(Data records)
----------
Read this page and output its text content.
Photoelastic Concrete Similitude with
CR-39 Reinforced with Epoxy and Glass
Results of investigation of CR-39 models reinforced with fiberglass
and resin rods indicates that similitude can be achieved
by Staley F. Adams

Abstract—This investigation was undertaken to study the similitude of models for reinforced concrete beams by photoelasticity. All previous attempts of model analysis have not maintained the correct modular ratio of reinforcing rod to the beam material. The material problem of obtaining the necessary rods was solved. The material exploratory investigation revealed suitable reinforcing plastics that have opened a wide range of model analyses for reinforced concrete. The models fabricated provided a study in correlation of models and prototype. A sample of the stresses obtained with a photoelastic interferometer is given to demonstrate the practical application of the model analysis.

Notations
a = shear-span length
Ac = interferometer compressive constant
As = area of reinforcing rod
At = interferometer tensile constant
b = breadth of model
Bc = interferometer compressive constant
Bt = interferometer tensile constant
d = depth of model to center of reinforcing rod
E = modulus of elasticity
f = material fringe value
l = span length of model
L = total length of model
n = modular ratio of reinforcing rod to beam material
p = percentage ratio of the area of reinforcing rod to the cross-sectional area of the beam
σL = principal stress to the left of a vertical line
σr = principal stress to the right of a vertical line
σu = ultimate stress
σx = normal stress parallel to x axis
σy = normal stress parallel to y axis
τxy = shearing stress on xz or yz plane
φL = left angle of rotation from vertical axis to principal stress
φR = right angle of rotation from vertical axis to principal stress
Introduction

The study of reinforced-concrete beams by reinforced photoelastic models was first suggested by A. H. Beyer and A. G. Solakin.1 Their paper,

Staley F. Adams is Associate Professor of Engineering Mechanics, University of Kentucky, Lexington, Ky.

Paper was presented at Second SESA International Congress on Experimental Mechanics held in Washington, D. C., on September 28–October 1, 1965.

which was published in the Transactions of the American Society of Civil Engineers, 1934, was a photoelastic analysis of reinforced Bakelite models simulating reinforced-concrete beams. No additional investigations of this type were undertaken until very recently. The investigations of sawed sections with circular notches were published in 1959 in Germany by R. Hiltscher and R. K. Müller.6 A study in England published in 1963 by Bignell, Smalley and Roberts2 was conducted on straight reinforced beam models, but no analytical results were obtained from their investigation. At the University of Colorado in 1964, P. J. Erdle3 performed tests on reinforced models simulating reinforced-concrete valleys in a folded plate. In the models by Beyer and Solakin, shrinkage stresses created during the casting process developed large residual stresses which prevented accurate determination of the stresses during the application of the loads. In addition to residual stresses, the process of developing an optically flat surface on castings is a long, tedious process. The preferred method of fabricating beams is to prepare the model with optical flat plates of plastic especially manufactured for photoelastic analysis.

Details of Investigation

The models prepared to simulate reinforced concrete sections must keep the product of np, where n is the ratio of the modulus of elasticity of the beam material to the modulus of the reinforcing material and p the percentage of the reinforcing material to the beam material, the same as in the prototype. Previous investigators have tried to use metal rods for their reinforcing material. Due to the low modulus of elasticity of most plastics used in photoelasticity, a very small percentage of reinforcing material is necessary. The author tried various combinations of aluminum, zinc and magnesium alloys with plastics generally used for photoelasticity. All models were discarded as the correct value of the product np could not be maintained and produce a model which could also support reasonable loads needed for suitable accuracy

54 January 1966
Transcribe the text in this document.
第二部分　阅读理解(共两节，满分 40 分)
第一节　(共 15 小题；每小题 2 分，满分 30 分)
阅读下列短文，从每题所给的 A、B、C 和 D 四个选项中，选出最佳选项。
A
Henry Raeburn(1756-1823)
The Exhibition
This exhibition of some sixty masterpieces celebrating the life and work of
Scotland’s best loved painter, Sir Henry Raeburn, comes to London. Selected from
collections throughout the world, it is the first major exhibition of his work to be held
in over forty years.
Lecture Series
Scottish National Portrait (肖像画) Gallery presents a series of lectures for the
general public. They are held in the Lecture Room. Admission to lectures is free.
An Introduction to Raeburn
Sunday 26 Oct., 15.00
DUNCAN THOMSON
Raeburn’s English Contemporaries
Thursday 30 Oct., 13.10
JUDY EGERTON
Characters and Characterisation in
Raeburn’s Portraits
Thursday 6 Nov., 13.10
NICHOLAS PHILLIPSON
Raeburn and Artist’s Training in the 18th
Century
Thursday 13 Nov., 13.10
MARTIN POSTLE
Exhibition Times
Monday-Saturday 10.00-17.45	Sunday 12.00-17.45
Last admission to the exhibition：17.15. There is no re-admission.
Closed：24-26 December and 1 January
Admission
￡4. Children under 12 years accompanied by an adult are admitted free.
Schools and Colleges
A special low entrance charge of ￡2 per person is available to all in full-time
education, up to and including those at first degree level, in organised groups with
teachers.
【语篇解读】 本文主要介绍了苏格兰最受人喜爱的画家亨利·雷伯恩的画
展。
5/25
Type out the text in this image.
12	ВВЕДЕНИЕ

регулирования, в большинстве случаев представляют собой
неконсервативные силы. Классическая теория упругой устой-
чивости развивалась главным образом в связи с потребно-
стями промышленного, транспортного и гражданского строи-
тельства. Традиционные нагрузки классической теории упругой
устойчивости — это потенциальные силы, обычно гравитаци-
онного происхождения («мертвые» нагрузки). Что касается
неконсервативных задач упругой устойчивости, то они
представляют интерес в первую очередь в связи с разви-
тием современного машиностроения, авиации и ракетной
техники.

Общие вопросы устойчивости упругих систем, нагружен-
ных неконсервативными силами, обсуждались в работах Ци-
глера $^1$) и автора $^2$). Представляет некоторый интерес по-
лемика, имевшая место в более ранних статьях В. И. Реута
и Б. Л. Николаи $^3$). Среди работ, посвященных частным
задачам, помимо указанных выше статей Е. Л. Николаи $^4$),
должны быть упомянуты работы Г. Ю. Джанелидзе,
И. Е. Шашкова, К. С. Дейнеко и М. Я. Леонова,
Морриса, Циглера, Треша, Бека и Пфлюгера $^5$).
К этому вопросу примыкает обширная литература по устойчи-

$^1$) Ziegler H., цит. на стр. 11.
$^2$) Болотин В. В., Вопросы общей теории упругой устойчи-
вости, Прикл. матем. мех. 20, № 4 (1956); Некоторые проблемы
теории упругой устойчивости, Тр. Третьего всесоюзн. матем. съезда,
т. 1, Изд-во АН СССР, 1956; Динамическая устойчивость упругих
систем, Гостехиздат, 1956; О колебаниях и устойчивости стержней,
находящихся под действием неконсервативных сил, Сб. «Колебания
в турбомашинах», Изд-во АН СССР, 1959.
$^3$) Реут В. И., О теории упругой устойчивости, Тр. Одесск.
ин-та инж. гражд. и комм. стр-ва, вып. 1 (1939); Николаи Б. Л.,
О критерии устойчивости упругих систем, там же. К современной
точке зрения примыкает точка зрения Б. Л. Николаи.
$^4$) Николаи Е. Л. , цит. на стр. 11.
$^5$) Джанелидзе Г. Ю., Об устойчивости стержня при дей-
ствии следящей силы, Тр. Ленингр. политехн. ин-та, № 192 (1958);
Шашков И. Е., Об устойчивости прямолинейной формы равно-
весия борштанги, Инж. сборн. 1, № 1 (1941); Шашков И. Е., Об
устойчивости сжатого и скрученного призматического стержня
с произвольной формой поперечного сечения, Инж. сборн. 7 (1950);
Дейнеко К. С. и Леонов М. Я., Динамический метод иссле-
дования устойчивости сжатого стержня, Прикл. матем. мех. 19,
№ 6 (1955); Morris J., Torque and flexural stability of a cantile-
----------
## AIM OF THE TASK
Read through the data and copy every line where "Adams" shows up.

## ANSWER
by Staley F. Adams
Staley F. Adams is Associate Professor of Engineering Mechanics, University of Kentucky, Lexington, Ky.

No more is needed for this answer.